— Start of Recorded data —
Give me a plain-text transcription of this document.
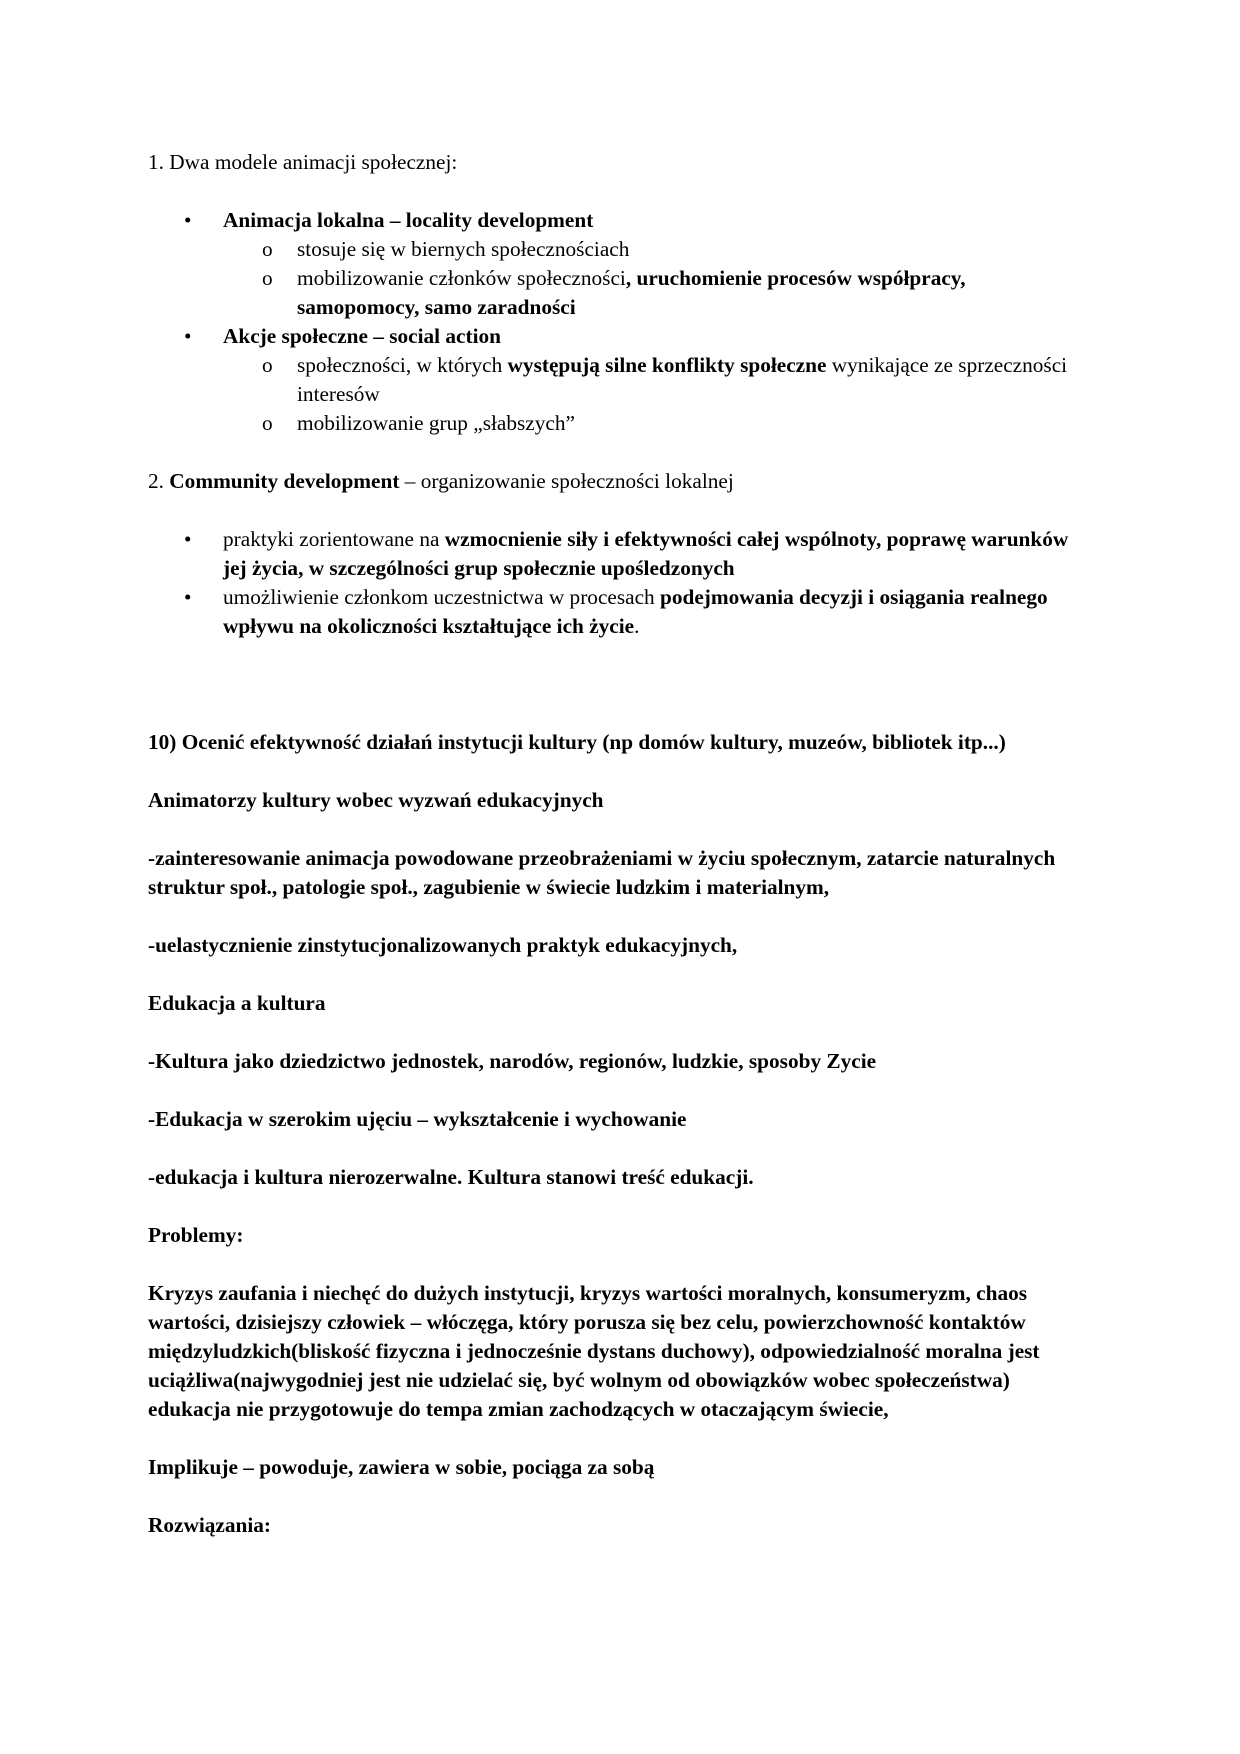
1. Dwa modele animacji społecznej:

• Animacja lokalna – locality development
o stosuje się w biernych społecznościach
o mobilizowanie członków społeczności, uruchomienie procesów współpracy, samopomocy, samo zaradności
• Akcje społeczne – social action
o społeczności, w których występują silne konflikty społeczne wynikające ze sprzeczności interesów
o mobilizowanie grup „słabszych”

2. Community development – organizowanie społeczności lokalnej

• praktyki zorientowane na wzmocnienie siły i efektywności całej wspólnoty, poprawę warunków jej życia, w szczególności grup społecznie upośledzonych
• umożliwienie członkom uczestnictwa w procesach podejmowania decyzji i osiągania realnego wpływu na okoliczności kształtujące ich życie.

10) Ocenić efektywność działań instytucji kultury (np domów kultury, muzeów, bibliotek itp...)

Animatorzy kultury wobec wyzwań edukacyjnych

-zainteresowanie animacja powodowane przeobrażeniami w życiu społecznym, zatarcie naturalnych struktur społ., patologie społ., zagubienie w świecie ludzkim i materialnym,

-uelastycznienie zinstytucjonalizowanych praktyk edukacyjnych,

Edukacja a kultura

-Kultura jako dziedzictwo jednostek, narodów, regionów, ludzkie, sposoby Zycie

-Edukacja w szerokim ujęciu – wykształcenie i wychowanie

-edukacja i kultura nierozerwalne. Kultura stanowi treść edukacji.

Problemy:

Kryzys zaufania i niechęć do dużych instytucji, kryzys wartości moralnych, konsumeryzm, chaos wartości, dzisiejszy człowiek – włóczęga, który porusza się bez celu, powierzchowność kontaktów międzyludzkich(bliskość fizyczna i jednocześnie dystans duchowy), odpowiedzialność moralna jest uciążliwa(najwygodniej jest nie udzielać się, być wolnym od obowiązków wobec społeczeństwa) edukacja nie przygotowuje do tempa zmian zachodzących w otaczającym świecie,

Implikuje – powoduje, zawiera w sobie, pociąga za sobą

Rozwiązania:
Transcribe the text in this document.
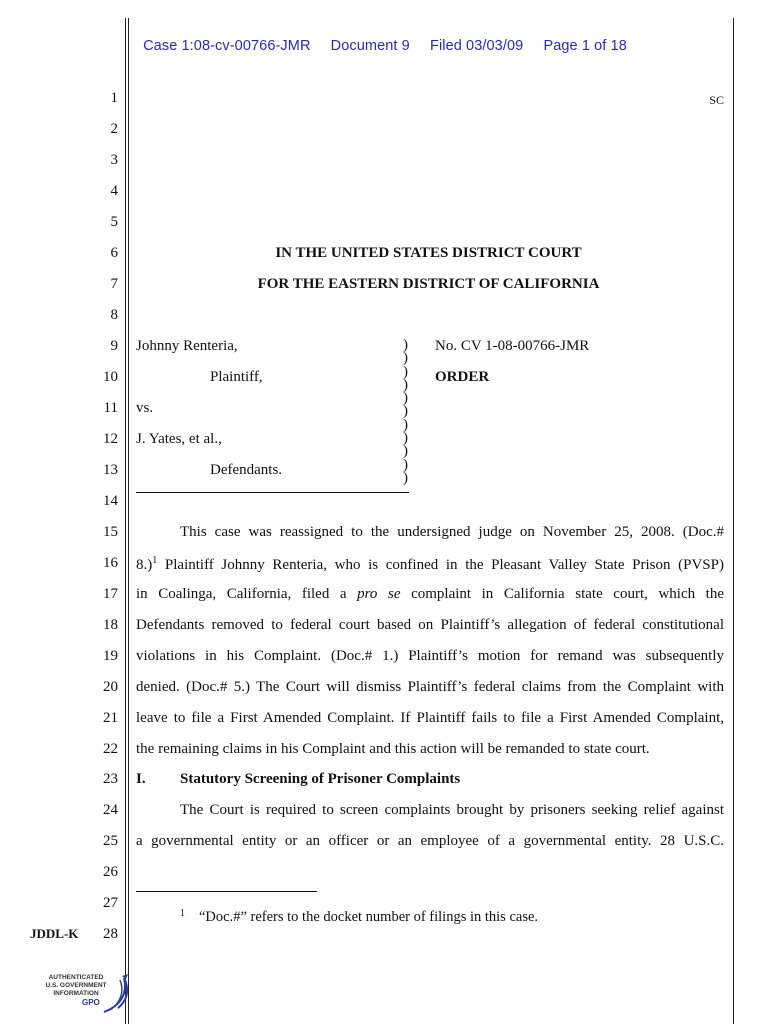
Case 1:08-cv-00766-JMR Document 9 Filed 03/03/09 Page 1 of 18
SC
1
2
3
4
5
6
7
8
9
10
11
12
13
14
15
16
17
18
19
20
21
22
23
24
25
26
27
28
IN THE UNITED STATES DISTRICT COURT
FOR THE EASTERN DISTRICT OF CALIFORNIA
Johnny Renteria,
Plaintiff,
vs.
J. Yates, et al.,
Defendants.
)
)
)
)
)
)
)
)
)
)
)
No. CV 1-08-00766-JMR
ORDER
This case was reassigned to the undersigned judge on November 25, 2008. (Doc.#
8.)$^1$ Plaintiff Johnny Renteria, who is confined in the Pleasant Valley State Prison (PVSP)
in Coalinga, California, filed a pro se complaint in California state court, which the
Defendants removed to federal court based on Plaintiff’s allegation of federal constitutional
violations in his Complaint. (Doc.# 1.) Plaintiff’s motion for remand was subsequently
denied. (Doc.# 5.) The Court will dismiss Plaintiff’s federal claims from the Complaint with
leave to file a First Amended Complaint. If Plaintiff fails to file a First Amended Complaint,
the remaining claims in his Complaint and this action will be remanded to state court.
I. Statutory Screening of Prisoner Complaints
The Court is required to screen complaints brought by prisoners seeking relief against
a governmental entity or an officer or an employee of a governmental entity. 28 U.S.C.
$^1$ “Doc.#” refers to the docket number of filings in this case.
JDDL-K
AUTHENTICATED
U.S. GOVERNMENT
INFORMATION
GPO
— End of Recorded data —
## Required task:
Say how many lines contain "will", and give nothing but that number.

## Reply:
2